Task directions: The data below needs to be returned exactly, line for line.

= = =

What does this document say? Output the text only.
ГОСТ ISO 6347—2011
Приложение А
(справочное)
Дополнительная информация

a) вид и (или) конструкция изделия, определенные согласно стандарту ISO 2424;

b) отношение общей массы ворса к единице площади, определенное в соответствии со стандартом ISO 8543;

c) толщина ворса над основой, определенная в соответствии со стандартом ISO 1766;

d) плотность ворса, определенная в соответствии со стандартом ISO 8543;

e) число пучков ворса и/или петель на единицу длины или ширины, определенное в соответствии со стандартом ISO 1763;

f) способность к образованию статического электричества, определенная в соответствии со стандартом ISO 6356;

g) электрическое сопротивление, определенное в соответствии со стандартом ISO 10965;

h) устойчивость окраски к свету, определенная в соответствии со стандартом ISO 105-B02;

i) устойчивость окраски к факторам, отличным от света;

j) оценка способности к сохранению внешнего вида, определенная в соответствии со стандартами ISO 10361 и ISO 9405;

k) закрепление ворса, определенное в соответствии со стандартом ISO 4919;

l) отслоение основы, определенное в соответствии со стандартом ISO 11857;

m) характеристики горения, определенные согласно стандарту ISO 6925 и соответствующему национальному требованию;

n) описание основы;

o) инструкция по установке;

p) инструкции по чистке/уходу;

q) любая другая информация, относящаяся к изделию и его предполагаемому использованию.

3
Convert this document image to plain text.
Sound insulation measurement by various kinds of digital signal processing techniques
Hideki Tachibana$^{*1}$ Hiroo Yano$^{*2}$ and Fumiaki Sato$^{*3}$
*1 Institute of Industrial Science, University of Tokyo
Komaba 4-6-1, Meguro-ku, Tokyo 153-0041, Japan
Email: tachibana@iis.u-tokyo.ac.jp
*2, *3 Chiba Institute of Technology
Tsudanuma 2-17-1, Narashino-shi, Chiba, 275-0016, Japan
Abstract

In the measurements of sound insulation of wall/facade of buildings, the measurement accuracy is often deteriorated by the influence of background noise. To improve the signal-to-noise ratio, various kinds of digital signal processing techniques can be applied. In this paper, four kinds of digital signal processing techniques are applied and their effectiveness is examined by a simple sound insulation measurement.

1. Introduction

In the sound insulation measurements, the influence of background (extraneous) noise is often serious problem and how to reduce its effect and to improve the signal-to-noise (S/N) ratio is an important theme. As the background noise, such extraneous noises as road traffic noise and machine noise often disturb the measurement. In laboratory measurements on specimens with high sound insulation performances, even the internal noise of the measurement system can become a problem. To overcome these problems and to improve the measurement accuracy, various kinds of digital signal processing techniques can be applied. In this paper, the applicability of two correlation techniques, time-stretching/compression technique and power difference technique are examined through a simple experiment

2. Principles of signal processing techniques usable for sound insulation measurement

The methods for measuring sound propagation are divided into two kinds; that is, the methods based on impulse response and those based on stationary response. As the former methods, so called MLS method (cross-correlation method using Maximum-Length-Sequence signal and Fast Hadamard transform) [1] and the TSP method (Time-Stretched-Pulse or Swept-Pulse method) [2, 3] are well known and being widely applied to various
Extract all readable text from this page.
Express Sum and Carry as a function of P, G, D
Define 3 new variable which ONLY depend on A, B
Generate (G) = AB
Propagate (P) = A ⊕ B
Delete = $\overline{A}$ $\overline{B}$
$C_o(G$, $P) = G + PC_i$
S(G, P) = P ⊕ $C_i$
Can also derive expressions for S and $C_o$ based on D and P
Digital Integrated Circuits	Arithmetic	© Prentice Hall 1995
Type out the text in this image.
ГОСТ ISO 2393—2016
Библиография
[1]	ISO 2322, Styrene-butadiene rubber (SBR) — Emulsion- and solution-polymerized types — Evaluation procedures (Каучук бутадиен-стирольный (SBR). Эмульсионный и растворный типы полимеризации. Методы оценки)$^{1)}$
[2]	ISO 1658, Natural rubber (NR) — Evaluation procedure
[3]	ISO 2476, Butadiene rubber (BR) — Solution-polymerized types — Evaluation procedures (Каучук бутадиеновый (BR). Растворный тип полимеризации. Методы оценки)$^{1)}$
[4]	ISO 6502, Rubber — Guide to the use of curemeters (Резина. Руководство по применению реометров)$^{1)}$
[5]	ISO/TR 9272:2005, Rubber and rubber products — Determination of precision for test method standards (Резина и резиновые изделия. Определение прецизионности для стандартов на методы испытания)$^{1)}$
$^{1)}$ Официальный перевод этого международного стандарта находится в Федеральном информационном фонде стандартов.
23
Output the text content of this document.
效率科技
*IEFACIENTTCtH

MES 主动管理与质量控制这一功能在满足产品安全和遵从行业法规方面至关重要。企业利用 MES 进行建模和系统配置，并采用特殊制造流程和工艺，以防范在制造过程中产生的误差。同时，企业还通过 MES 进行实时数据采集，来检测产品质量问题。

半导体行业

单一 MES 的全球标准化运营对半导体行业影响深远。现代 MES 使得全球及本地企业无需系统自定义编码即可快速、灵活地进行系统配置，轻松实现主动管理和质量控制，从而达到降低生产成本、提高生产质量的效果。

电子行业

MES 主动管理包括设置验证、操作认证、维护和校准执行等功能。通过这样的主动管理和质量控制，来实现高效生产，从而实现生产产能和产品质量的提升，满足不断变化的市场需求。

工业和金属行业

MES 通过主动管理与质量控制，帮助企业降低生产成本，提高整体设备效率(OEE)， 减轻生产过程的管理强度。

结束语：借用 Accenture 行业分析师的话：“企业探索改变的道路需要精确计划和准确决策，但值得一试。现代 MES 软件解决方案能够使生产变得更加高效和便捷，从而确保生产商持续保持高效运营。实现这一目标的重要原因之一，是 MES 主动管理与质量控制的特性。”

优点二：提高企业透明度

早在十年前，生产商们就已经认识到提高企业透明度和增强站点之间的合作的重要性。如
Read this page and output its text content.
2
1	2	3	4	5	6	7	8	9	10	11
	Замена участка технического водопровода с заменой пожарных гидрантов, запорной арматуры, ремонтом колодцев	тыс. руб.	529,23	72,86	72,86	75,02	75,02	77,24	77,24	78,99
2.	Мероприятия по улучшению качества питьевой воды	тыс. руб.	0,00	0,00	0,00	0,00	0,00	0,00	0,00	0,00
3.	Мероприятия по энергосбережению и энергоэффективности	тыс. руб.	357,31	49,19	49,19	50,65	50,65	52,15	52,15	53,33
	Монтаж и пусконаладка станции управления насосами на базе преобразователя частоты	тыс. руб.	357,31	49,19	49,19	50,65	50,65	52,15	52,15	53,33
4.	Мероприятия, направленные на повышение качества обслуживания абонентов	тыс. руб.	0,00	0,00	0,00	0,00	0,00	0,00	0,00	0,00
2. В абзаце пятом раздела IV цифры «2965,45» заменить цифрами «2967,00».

= = =

Written solution:
What does this document say? Output the text only.
ГОСТ ISO 6347—2011
Приложение А
(справочное)
Дополнительная информация

a) вид и (или) конструкция изделия, определенные согласно стандарту ISO 2424;

b) отношение общей массы ворса к единице площади, определенное в соответствии со стандартом ISO 8543;

c) толщина ворса над основой, определенная в соответствии со стандартом ISO 1766;

d) плотность ворса, определенная в соответствии со стандартом ISO 8543;

e) число пучков ворса и/или петель на единицу длины или ширины, определенное в соответствии со стандартом ISO 1763;

f) способность к образованию статического электричества, определенная в соответствии со стандартом ISO 6356;

g) электрическое сопротивление, определенное в соответствии со стандартом ISO 10965;

h) устойчивость окраски к свету, определенная в соответствии со стандартом ISO 105-B02;

i) устойчивость окраски к факторам, отличным от света;

j) оценка способности к сохранению внешнего вида, определенная в соответствии со стандартами ISO 10361 и ISO 9405;

k) закрепление ворса, определенное в соответствии со стандартом ISO 4919;

l) отслоение основы, определенное в соответствии со стандартом ISO 11857;

m) характеристики горения, определенные согласно стандарту ISO 6925 и соответствующему национальному требованию;

n) описание основы;

o) инструкция по установке;

p) инструкции по чистке/уходу;

q) любая другая информация, относящаяся к изделию и его предполагаемому использованию.

3
Convert this document image to plain text.
Sound insulation measurement by various kinds of digital signal processing techniques
Hideki Tachibana$^{*1}$ Hiroo Yano$^{*2}$ and Fumiaki Sato$^{*3}$
*1 Institute of Industrial Science, University of Tokyo
Komaba 4-6-1, Meguro-ku, Tokyo 153-0041, Japan
Email: tachibana@iis.u-tokyo.ac.jp
*2, *3 Chiba Institute of Technology
Tsudanuma 2-17-1, Narashino-shi, Chiba, 275-0016, Japan
Abstract

In the measurements of sound insulation of wall/facade of buildings, the measurement accuracy is often deteriorated by the influence of background noise. To improve the signal-to-noise ratio, various kinds of digital signal processing techniques can be applied. In this paper, four kinds of digital signal processing techniques are applied and their effectiveness is examined by a simple sound insulation measurement.

1. Introduction

In the sound insulation measurements, the influence of background (extraneous) noise is often serious problem and how to reduce its effect and to improve the signal-to-noise (S/N) ratio is an important theme. As the background noise, such extraneous noises as road traffic noise and machine noise often disturb the measurement. In laboratory measurements on specimens with high sound insulation performances, even the internal noise of the measurement system can become a problem. To overcome these problems and to improve the measurement accuracy, various kinds of digital signal processing techniques can be applied. In this paper, the applicability of two correlation techniques, time-stretching/compression technique and power difference technique are examined through a simple experiment

2. Principles of signal processing techniques usable for sound insulation measurement

The methods for measuring sound propagation are divided into two kinds; that is, the methods based on impulse response and those based on stationary response. As the former methods, so called MLS method (cross-correlation method using Maximum-Length-Sequence signal and Fast Hadamard transform) [1] and the TSP method (Time-Stretched-Pulse or Swept-Pulse method) [2, 3] are well known and being widely applied to various
Extract all readable text from this page.
Express Sum and Carry as a function of P, G, D
Define 3 new variable which ONLY depend on A, B
Generate (G) = AB
Propagate (P) = A ⊕ B
Delete = $\overline{A}$ $\overline{B}$
$C_o(G$, $P) = G + PC_i$
S(G, P) = P ⊕ $C_i$
Can also derive expressions for S and $C_o$ based on D and P
Digital Integrated Circuits	Arithmetic	© Prentice Hall 1995
Type out the text in this image.
ГОСТ ISO 2393—2016
Библиография
[1]	ISO 2322, Styrene-butadiene rubber (SBR) — Emulsion- and solution-polymerized types — Evaluation procedures (Каучук бутадиен-стирольный (SBR). Эмульсионный и растворный типы полимеризации. Методы оценки)$^{1)}$
[2]	ISO 1658, Natural rubber (NR) — Evaluation procedure
[3]	ISO 2476, Butadiene rubber (BR) — Solution-polymerized types — Evaluation procedures (Каучук бутадиеновый (BR). Растворный тип полимеризации. Методы оценки)$^{1)}$
[4]	ISO 6502, Rubber — Guide to the use of curemeters (Резина. Руководство по применению реометров)$^{1)}$
[5]	ISO/TR 9272:2005, Rubber and rubber products — Determination of precision for test method standards (Резина и резиновые изделия. Определение прецизионности для стандартов на методы испытания)$^{1)}$
$^{1)}$ Официальный перевод этого международного стандарта находится в Федеральном информационном фонде стандартов.
23
Output the text content of this document.
效率科技
*IEFACIENTTCtH

MES 主动管理与质量控制这一功能在满足产品安全和遵从行业法规方面至关重要。企业利用 MES 进行建模和系统配置，并采用特殊制造流程和工艺，以防范在制造过程中产生的误差。同时，企业还通过 MES 进行实时数据采集，来检测产品质量问题。

半导体行业

单一 MES 的全球标准化运营对半导体行业影响深远。现代 MES 使得全球及本地企业无需系统自定义编码即可快速、灵活地进行系统配置，轻松实现主动管理和质量控制，从而达到降低生产成本、提高生产质量的效果。

电子行业

MES 主动管理包括设置验证、操作认证、维护和校准执行等功能。通过这样的主动管理和质量控制，来实现高效生产，从而实现生产产能和产品质量的提升，满足不断变化的市场需求。

工业和金属行业

MES 通过主动管理与质量控制，帮助企业降低生产成本，提高整体设备效率(OEE)， 减轻生产过程的管理强度。

结束语：借用 Accenture 行业分析师的话：“企业探索改变的道路需要精确计划和准确决策，但值得一试。现代 MES 软件解决方案能够使生产变得更加高效和便捷，从而确保生产商持续保持高效运营。实现这一目标的重要原因之一，是 MES 主动管理与质量控制的特性。”

优点二：提高企业透明度

早在十年前，生产商们就已经认识到提高企业透明度和增强站点之间的合作的重要性。如
Read this page and output its text content.
2
1	2	3	4	5	6	7	8	9	10	11
	Замена участка технического водопровода с заменой пожарных гидрантов, запорной арматуры, ремонтом колодцев	тыс. руб.	529,23	72,86	72,86	75,02	75,02	77,24	77,24	78,99
2.	Мероприятия по улучшению качества питьевой воды	тыс. руб.	0,00	0,00	0,00	0,00	0,00	0,00	0,00	0,00
3.	Мероприятия по энергосбережению и энергоэффективности	тыс. руб.	357,31	49,19	49,19	50,65	50,65	52,15	52,15	53,33
	Монтаж и пусконаладка станции управления насосами на базе преобразователя частоты	тыс. руб.	357,31	49,19	49,19	50,65	50,65	52,15	52,15	53,33
4.	Мероприятия, направленные на повышение качества обслуживания абонентов	тыс. руб.	0,00	0,00	0,00	0,00	0,00	0,00	0,00	0,00
2. В абзаце пятом раздела IV цифры «2965,45» заменить цифрами «2967,00».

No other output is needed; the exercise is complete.